__What is being asked__:
Retype every entry in its entirety, without alteration.

__Material provided__:
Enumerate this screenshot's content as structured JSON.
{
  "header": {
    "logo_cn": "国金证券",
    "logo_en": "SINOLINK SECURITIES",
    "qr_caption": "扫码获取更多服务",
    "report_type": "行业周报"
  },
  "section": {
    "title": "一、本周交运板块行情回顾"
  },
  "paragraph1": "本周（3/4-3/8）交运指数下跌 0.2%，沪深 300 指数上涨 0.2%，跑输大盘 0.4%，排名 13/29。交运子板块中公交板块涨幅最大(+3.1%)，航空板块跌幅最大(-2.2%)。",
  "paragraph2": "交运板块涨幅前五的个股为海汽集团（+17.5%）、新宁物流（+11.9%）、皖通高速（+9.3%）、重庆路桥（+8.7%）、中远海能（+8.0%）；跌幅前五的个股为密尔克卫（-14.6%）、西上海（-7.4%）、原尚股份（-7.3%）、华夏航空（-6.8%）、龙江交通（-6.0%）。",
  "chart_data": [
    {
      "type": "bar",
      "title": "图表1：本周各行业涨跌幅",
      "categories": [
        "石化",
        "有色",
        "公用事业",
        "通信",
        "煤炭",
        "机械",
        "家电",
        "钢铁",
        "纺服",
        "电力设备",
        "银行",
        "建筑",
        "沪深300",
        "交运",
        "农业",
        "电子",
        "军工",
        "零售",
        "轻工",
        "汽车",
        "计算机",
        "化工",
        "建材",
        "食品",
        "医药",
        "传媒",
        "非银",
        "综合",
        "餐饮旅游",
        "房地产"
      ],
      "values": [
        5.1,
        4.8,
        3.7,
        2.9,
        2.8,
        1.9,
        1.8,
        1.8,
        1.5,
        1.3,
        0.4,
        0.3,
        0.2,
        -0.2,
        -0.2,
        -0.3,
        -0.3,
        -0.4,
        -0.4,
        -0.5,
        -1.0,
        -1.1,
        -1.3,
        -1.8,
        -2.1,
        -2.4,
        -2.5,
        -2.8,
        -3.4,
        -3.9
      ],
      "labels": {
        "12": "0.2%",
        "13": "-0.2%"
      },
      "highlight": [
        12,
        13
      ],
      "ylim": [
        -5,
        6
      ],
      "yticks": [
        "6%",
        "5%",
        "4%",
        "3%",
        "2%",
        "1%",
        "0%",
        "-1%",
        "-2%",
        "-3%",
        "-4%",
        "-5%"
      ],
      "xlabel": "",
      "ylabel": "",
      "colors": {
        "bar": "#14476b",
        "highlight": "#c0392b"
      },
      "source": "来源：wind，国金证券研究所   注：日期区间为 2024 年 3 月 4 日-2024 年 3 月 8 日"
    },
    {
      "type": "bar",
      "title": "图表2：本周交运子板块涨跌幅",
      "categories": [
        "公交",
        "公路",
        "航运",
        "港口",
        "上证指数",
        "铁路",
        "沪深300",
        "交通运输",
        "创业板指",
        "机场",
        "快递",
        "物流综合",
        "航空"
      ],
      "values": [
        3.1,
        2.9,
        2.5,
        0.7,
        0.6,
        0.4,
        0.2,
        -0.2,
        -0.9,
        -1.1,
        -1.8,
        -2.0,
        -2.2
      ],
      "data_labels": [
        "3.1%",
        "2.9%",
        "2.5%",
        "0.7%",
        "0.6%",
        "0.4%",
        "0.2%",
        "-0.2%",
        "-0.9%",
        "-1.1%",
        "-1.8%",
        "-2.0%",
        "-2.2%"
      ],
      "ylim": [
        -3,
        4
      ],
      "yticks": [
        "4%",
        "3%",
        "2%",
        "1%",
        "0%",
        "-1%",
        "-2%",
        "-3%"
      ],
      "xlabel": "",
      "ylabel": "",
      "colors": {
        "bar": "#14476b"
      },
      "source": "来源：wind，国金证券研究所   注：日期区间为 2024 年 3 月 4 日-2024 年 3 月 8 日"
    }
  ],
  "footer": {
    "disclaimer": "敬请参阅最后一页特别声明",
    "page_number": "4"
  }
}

__Correct output__:
Enumerate this screenshot's content as structured JSON.
{
  "header": {
    "logo_cn": "国金证券",
    "logo_en": "SINOLINK SECURITIES",
    "qr_caption": "扫码获取更多服务",
    "report_type": "行业周报"
  },
  "section": {
    "title": "一、本周交运板块行情回顾"
  },
  "paragraph1": "本周（3/4-3/8）交运指数下跌 0.2%，沪深 300 指数上涨 0.2%，跑输大盘 0.4%，排名 13/29。交运子板块中公交板块涨幅最大(+3.1%)，航空板块跌幅最大(-2.2%)。",
  "paragraph2": "交运板块涨幅前五的个股为海汽集团（+17.5%）、新宁物流（+11.9%）、皖通高速（+9.3%）、重庆路桥（+8.7%）、中远海能（+8.0%）；跌幅前五的个股为密尔克卫（-14.6%）、西上海（-7.4%）、原尚股份（-7.3%）、华夏航空（-6.8%）、龙江交通（-6.0%）。",
  "chart_data": [
    {
      "type": "bar",
      "title": "图表1：本周各行业涨跌幅",
      "categories": [
        "石化",
        "有色",
        "公用事业",
        "通信",
        "煤炭",
        "机械",
        "家电",
        "钢铁",
        "纺服",
        "电力设备",
        "银行",
        "建筑",
        "沪深300",
        "交运",
        "农业",
        "电子",
        "军工",
        "零售",
        "轻工",
        "汽车",
        "计算机",
        "化工",
        "建材",
        "食品",
        "医药",
        "传媒",
        "非银",
        "综合",
        "餐饮旅游",
        "房地产"
      ],
      "values": [
        5.1,
        4.8,
        3.7,
        2.9,
        2.8,
        1.9,
        1.8,
        1.8,
        1.5,
        1.3,
        0.4,
        0.3,
        0.2,
        -0.2,
        -0.2,
        -0.3,
        -0.3,
        -0.4,
        -0.4,
        -0.5,
        -1.0,
        -1.1,
        -1.3,
        -1.8,
        -2.1,
        -2.4,
        -2.5,
        -2.8,
        -3.4,
        -3.9
      ],
      "labels": {
        "12": "0.2%",
        "13": "-0.2%"
      },
      "highlight": [
        12,
        13
      ],
      "ylim": [
        -5,
        6
      ],
      "yticks": [
        "6%",
        "5%",
        "4%",
        "3%",
        "2%",
        "1%",
        "0%",
        "-1%",
        "-2%",
        "-3%",
        "-4%",
        "-5%"
      ],
      "xlabel": "",
      "ylabel": "",
      "colors": {
        "bar": "#14476b",
        "highlight": "#c0392b"
      },
      "source": "来源：wind，国金证券研究所   注：日期区间为 2024 年 3 月 4 日-2024 年 3 月 8 日"
    },
    {
      "type": "bar",
      "title": "图表2：本周交运子板块涨跌幅",
      "categories": [
        "公交",
        "公路",
        "航运",
        "港口",
        "上证指数",
        "铁路",
        "沪深300",
        "交通运输",
        "创业板指",
        "机场",
        "快递",
        "物流综合",
        "航空"
      ],
      "values": [
        3.1,
        2.9,
        2.5,
        0.7,
        0.6,
        0.4,
        0.2,
        -0.2,
        -0.9,
        -1.1,
        -1.8,
        -2.0,
        -2.2
      ],
      "data_labels": [
        "3.1%",
        "2.9%",
        "2.5%",
        "0.7%",
        "0.6%",
        "0.4%",
        "0.2%",
        "-0.2%",
        "-0.9%",
        "-1.1%",
        "-1.8%",
        "-2.0%",
        "-2.2%"
      ],
      "ylim": [
        -3,
        4
      ],
      "yticks": [
        "4%",
        "3%",
        "2%",
        "1%",
        "0%",
        "-1%",
        "-2%",
        "-3%"
      ],
      "xlabel": "",
      "ylabel": "",
      "colors": {
        "bar": "#14476b"
      },
      "source": "来源：wind，国金证券研究所   注：日期区间为 2024 年 3 月 4 日-2024 年 3 月 8 日"
    }
  ],
  "footer": {
    "disclaimer": "敬请参阅最后一页特别声明",
    "page_number": "4"
  }
}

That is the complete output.